WRITTEN INSTRUCTION: Using the records that follow, copy every line containing the word "предыдущем".

Extracted records
((

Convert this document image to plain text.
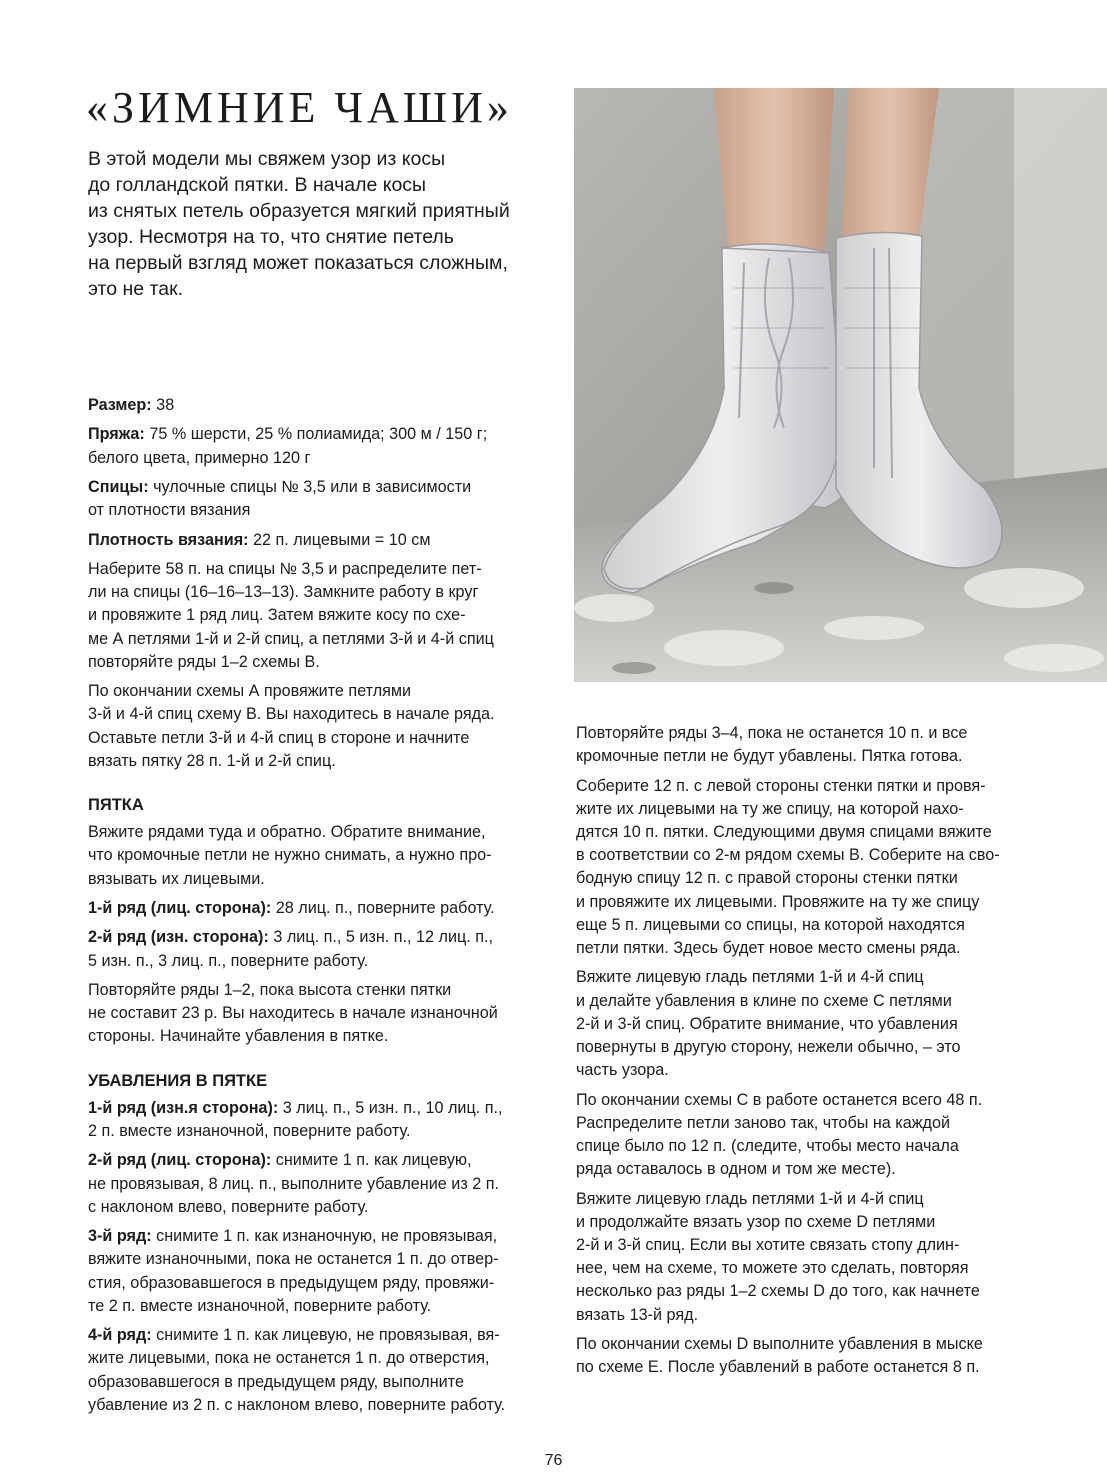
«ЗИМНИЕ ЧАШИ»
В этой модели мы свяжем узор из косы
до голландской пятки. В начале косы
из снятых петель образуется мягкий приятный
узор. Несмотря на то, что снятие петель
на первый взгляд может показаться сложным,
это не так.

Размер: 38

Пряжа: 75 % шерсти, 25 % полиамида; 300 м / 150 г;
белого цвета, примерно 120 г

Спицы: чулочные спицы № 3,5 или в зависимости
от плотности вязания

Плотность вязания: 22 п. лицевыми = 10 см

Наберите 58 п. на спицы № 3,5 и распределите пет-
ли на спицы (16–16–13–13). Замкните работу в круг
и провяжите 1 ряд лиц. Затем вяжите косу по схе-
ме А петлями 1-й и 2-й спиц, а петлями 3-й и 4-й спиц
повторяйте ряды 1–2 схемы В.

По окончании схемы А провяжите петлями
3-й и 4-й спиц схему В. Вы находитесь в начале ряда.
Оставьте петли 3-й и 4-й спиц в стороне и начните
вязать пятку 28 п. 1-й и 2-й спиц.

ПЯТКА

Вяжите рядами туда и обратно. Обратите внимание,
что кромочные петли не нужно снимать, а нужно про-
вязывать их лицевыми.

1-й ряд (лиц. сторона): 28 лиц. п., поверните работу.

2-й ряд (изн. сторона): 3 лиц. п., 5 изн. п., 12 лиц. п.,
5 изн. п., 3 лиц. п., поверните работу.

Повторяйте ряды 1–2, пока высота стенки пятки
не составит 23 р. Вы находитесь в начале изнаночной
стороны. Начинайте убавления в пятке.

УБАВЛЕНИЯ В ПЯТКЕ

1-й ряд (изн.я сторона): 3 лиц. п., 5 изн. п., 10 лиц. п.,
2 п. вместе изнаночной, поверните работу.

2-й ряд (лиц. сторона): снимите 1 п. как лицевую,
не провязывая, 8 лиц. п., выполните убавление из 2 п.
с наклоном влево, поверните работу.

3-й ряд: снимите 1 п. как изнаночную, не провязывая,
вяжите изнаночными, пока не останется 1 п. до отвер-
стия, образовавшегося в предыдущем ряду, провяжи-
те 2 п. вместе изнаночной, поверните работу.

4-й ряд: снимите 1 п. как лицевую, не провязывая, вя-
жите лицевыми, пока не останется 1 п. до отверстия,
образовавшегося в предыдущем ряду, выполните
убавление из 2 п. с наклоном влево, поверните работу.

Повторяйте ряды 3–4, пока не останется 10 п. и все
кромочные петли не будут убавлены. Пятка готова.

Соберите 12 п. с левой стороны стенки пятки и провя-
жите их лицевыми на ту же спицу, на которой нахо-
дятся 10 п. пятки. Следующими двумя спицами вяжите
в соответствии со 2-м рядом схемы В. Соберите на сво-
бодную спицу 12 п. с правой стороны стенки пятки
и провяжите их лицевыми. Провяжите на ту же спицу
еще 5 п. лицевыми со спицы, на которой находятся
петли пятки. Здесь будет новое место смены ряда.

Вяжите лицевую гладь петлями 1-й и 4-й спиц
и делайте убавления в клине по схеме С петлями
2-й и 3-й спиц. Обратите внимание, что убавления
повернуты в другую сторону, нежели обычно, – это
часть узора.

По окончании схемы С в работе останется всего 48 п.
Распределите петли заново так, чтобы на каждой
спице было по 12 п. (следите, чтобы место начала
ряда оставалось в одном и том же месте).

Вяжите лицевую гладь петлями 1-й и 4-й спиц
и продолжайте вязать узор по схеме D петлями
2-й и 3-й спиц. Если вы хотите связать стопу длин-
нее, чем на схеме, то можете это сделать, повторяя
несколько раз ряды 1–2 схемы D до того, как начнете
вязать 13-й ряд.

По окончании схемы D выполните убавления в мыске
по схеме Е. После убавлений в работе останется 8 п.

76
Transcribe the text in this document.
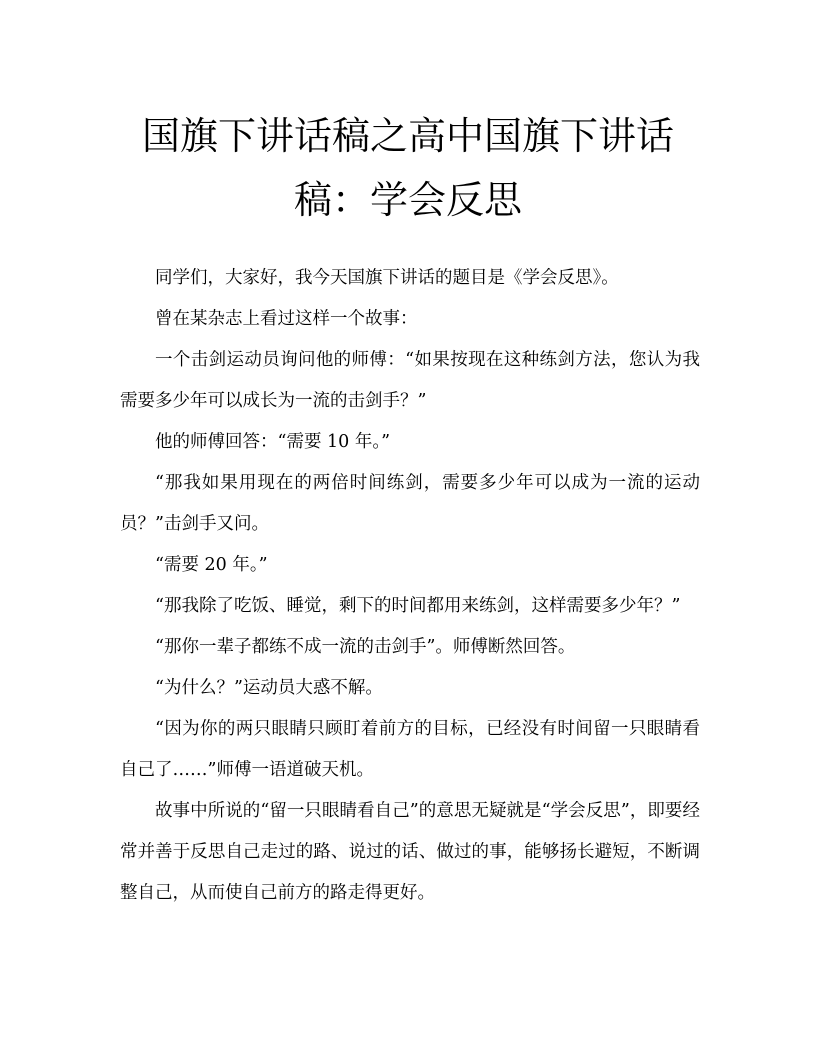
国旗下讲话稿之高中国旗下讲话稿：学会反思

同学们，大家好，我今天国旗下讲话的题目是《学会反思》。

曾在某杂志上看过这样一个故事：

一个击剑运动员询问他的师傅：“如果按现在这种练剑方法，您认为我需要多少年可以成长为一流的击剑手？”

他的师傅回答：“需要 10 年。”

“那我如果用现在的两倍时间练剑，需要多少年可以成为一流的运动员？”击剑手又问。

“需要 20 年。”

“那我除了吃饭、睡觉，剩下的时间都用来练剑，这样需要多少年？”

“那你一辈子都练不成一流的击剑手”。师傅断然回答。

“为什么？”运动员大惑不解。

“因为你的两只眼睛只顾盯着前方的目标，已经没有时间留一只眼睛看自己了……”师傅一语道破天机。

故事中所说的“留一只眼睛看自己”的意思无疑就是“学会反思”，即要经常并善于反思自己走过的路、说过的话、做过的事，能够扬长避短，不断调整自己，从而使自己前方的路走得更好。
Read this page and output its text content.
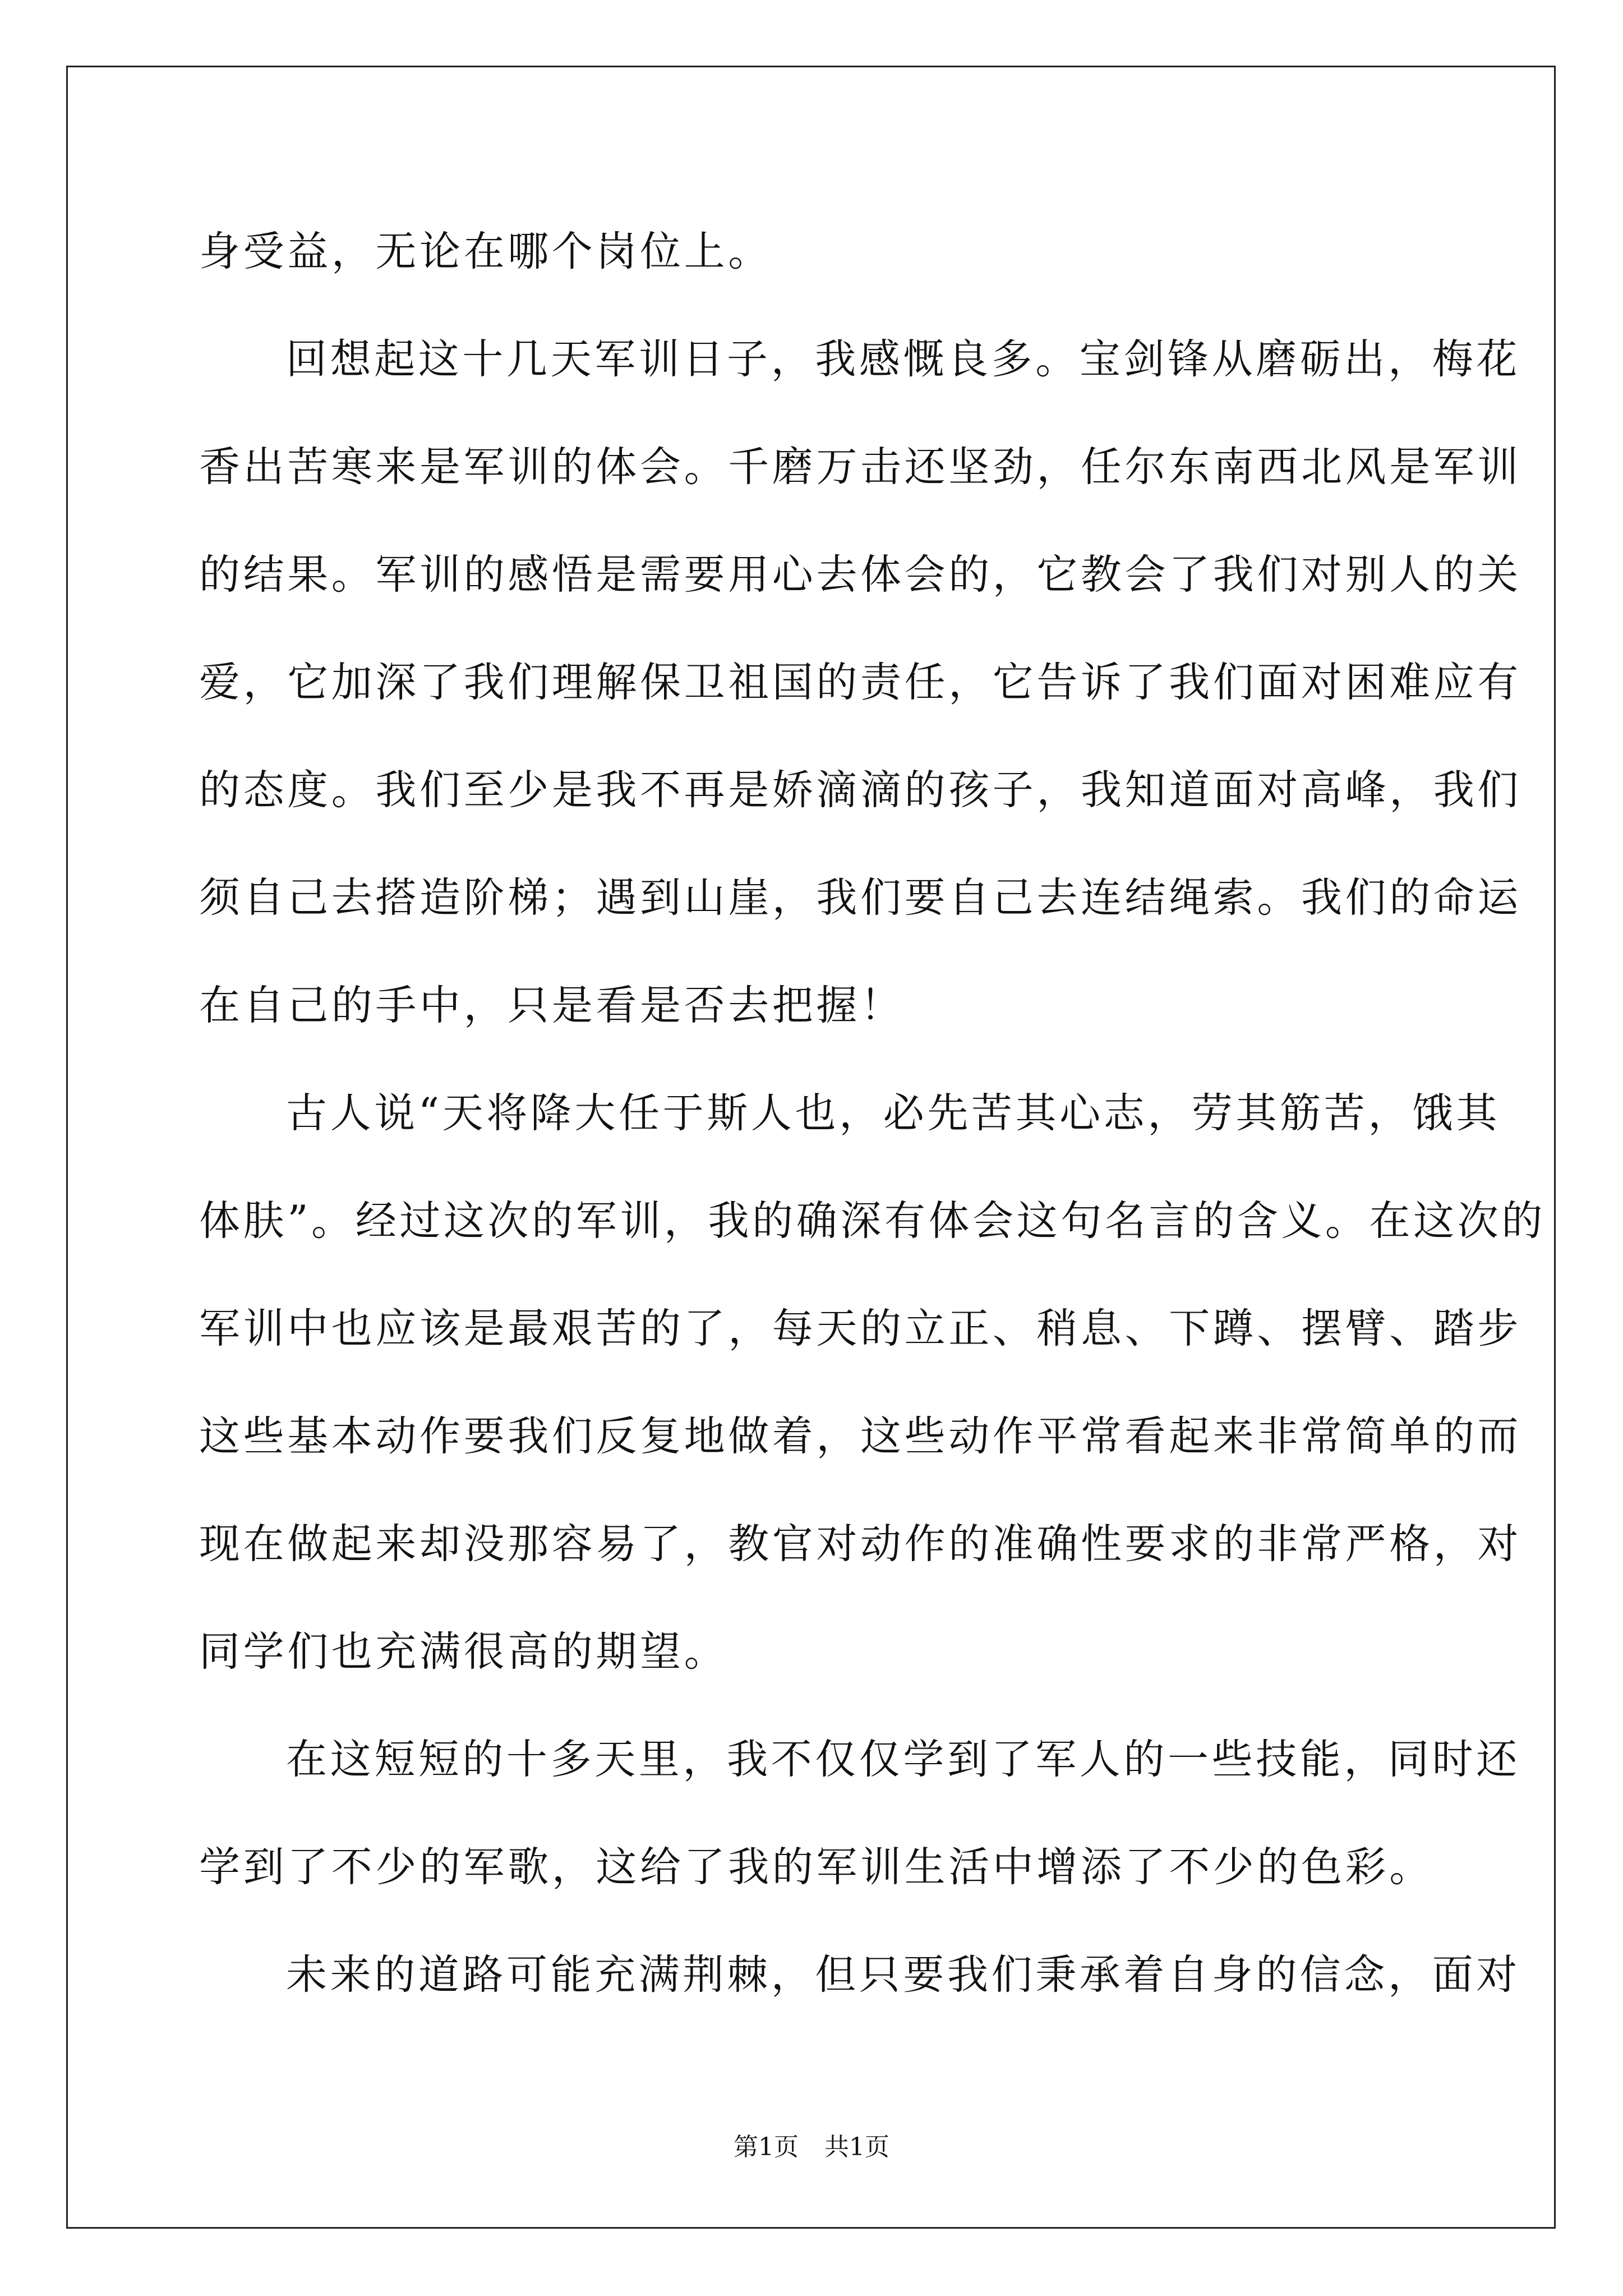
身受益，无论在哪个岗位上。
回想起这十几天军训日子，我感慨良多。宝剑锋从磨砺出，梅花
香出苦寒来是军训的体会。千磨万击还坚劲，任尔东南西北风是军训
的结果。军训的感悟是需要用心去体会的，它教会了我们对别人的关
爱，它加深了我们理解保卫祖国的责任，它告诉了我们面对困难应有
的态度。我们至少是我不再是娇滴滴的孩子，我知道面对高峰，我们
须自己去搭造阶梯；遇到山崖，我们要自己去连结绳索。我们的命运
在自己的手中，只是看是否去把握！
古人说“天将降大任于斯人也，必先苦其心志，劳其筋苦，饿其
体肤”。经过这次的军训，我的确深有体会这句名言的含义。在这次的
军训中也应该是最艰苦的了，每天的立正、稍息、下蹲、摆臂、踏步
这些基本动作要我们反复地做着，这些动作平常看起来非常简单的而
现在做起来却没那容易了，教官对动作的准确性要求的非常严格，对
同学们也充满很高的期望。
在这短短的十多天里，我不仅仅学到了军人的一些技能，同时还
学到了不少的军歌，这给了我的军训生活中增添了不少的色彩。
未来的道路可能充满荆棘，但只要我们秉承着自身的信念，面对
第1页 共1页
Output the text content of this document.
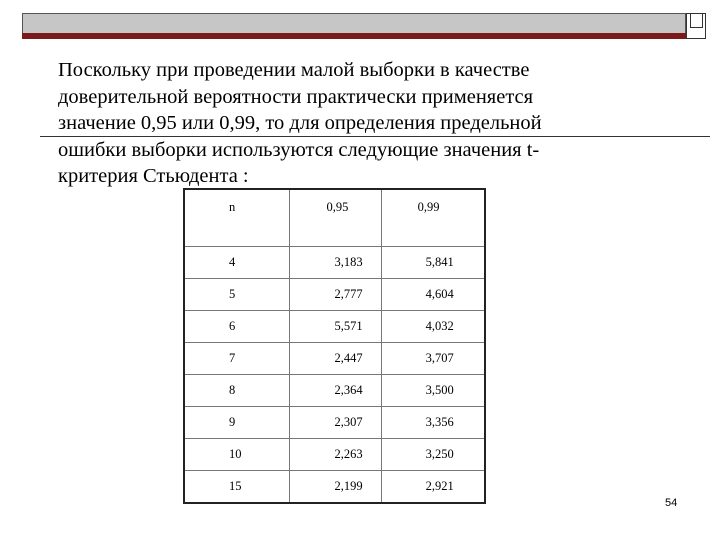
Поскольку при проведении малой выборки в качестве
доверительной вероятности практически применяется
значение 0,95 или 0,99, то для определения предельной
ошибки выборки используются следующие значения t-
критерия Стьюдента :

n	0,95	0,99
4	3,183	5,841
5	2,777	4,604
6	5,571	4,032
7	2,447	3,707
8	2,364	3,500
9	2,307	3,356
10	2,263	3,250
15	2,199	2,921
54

))

WRITTEN ANSWER:
стия, образовавшегося в предыдущем ряду, провяжи-
образовавшегося в предыдущем ряду, выполните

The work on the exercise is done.